## Exercise brief
In the material below, list every line carrying the string "Moravia".

═════ The data ═════

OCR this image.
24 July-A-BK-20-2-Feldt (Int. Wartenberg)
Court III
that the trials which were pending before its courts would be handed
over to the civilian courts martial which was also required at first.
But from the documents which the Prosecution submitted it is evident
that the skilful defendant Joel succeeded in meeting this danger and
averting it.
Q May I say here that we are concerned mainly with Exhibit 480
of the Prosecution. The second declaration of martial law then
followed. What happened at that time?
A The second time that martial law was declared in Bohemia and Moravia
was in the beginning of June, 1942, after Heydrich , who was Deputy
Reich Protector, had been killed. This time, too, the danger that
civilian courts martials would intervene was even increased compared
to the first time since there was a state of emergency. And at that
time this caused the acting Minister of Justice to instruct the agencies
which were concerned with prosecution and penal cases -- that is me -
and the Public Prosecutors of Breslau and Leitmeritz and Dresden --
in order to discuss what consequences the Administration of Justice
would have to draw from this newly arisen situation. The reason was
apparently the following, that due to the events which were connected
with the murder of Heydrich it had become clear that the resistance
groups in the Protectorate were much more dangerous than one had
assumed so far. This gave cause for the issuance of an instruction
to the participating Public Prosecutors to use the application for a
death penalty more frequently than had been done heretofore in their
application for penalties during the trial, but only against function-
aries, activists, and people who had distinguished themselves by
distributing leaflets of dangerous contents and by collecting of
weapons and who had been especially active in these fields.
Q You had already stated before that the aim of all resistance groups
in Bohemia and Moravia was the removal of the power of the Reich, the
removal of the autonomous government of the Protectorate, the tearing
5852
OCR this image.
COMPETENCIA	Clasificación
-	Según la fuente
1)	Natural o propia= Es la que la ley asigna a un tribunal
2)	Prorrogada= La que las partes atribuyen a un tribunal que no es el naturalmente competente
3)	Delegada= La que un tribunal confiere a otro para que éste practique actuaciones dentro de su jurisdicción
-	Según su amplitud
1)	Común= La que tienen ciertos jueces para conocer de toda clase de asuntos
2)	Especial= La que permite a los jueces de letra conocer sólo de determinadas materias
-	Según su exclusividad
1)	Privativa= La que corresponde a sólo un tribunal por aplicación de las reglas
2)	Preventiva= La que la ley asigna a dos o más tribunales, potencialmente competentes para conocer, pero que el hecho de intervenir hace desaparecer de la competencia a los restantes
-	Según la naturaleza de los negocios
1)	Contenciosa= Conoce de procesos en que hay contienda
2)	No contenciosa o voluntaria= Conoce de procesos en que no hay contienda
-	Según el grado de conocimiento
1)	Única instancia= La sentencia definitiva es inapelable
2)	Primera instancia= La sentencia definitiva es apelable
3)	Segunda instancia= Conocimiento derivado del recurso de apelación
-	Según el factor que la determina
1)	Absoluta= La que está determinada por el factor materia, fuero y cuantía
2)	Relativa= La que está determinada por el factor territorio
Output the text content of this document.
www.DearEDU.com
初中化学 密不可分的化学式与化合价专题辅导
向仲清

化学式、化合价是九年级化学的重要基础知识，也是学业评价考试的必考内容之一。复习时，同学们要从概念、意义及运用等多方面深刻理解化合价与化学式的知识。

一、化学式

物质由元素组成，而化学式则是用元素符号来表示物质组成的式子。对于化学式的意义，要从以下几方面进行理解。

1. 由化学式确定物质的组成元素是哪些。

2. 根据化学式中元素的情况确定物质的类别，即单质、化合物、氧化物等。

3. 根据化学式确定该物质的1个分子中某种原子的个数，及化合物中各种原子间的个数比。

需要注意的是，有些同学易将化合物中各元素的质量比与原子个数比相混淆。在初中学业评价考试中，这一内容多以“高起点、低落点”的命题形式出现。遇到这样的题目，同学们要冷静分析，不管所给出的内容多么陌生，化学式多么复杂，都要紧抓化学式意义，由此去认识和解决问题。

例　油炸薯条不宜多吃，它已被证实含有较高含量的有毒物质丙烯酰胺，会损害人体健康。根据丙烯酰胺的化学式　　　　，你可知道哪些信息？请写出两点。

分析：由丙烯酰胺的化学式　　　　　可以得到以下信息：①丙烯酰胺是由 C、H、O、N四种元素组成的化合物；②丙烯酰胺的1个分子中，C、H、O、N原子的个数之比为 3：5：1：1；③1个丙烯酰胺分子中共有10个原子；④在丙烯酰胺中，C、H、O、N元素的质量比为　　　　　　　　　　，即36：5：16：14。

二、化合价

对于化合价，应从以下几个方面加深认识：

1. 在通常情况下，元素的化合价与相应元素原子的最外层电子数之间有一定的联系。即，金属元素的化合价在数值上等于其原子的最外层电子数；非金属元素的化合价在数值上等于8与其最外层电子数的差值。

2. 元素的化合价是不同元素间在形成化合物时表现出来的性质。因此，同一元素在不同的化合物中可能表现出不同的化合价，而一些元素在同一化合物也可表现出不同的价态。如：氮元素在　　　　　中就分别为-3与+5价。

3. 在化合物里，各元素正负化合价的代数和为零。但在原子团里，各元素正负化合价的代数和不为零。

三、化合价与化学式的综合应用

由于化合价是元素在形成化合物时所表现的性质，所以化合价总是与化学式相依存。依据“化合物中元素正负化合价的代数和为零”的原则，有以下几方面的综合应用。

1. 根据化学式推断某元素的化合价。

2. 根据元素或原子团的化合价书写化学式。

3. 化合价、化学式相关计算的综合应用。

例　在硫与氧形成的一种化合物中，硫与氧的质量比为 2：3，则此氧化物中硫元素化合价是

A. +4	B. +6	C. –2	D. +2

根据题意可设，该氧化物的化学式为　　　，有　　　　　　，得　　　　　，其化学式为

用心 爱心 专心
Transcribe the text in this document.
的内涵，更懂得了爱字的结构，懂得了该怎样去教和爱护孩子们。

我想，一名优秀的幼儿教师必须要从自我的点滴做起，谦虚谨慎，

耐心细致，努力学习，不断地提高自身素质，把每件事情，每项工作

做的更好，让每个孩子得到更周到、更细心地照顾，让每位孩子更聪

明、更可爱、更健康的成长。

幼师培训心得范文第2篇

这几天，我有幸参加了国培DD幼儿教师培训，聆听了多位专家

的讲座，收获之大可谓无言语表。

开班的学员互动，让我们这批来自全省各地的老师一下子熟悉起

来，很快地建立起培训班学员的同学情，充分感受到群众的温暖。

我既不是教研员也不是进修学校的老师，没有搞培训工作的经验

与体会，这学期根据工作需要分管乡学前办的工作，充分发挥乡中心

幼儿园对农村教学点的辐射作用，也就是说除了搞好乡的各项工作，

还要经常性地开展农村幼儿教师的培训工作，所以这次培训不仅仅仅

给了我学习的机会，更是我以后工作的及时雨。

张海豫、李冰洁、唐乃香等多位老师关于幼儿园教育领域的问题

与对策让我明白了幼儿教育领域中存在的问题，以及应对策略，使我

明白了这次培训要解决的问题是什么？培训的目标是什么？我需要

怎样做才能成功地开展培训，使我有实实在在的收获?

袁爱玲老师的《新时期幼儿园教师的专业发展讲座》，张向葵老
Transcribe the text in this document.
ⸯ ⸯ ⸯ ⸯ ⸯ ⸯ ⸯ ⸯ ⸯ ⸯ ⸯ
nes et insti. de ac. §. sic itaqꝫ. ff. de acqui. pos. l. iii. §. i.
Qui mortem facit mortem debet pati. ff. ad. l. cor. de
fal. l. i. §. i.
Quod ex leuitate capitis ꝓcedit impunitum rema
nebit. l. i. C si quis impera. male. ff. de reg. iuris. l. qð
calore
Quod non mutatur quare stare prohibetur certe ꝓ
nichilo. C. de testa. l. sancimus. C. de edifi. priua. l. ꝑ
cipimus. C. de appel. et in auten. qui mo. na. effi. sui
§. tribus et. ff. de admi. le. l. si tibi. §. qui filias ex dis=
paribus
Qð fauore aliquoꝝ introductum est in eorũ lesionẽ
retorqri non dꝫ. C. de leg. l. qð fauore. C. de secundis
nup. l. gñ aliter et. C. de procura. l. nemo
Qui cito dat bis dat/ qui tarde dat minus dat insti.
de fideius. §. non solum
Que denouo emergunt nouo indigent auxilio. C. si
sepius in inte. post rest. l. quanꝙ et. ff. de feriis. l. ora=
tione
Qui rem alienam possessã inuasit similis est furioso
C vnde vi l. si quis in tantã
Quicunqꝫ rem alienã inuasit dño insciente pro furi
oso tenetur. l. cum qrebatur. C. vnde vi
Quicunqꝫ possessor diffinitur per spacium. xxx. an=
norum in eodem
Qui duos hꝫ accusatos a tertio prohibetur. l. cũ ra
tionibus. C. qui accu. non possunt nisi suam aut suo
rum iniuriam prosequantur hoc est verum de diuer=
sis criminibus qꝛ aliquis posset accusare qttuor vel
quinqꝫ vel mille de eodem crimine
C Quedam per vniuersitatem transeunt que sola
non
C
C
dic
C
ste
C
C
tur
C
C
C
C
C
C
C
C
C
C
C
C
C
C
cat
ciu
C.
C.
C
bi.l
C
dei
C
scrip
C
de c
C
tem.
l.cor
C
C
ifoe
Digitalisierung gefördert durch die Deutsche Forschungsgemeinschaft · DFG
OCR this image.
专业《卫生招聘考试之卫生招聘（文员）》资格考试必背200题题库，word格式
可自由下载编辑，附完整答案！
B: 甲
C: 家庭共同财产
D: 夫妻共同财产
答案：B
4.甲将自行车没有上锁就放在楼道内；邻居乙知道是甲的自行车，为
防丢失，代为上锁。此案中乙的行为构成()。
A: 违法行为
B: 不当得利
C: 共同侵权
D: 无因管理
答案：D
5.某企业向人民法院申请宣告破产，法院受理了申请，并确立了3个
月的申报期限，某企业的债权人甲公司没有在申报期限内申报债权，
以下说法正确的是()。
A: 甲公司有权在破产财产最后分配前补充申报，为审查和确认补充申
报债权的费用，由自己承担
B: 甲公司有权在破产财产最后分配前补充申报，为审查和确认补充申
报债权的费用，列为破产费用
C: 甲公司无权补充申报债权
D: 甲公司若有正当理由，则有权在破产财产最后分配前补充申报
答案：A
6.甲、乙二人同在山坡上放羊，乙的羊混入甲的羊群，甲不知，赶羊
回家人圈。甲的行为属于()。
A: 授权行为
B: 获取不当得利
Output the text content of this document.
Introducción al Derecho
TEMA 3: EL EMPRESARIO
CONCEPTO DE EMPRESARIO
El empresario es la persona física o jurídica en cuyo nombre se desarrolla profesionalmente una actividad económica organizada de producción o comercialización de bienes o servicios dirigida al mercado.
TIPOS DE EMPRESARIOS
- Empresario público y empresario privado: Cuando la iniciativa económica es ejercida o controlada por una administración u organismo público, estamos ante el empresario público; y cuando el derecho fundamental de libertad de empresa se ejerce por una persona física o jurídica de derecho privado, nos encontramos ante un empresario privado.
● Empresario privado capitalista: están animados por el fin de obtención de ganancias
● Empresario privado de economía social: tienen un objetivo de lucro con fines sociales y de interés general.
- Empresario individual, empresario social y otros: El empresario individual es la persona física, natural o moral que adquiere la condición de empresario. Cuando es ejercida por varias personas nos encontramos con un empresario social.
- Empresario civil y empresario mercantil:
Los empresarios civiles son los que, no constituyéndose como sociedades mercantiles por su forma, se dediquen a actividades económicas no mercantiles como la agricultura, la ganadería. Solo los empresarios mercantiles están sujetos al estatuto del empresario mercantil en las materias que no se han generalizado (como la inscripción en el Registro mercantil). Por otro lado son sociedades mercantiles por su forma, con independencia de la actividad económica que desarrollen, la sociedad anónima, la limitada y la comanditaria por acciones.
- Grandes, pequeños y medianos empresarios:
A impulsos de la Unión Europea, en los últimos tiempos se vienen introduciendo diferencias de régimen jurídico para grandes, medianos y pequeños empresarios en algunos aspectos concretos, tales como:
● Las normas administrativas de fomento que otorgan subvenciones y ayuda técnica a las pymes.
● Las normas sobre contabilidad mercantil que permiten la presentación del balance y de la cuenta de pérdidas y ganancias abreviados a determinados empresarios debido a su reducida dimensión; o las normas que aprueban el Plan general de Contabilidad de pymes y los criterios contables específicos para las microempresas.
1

═════

## Written answer
A The second time that martial law was declared in Bohemia and Moravia
in Bohemia and Moravia was the removal of the power of the Reich, the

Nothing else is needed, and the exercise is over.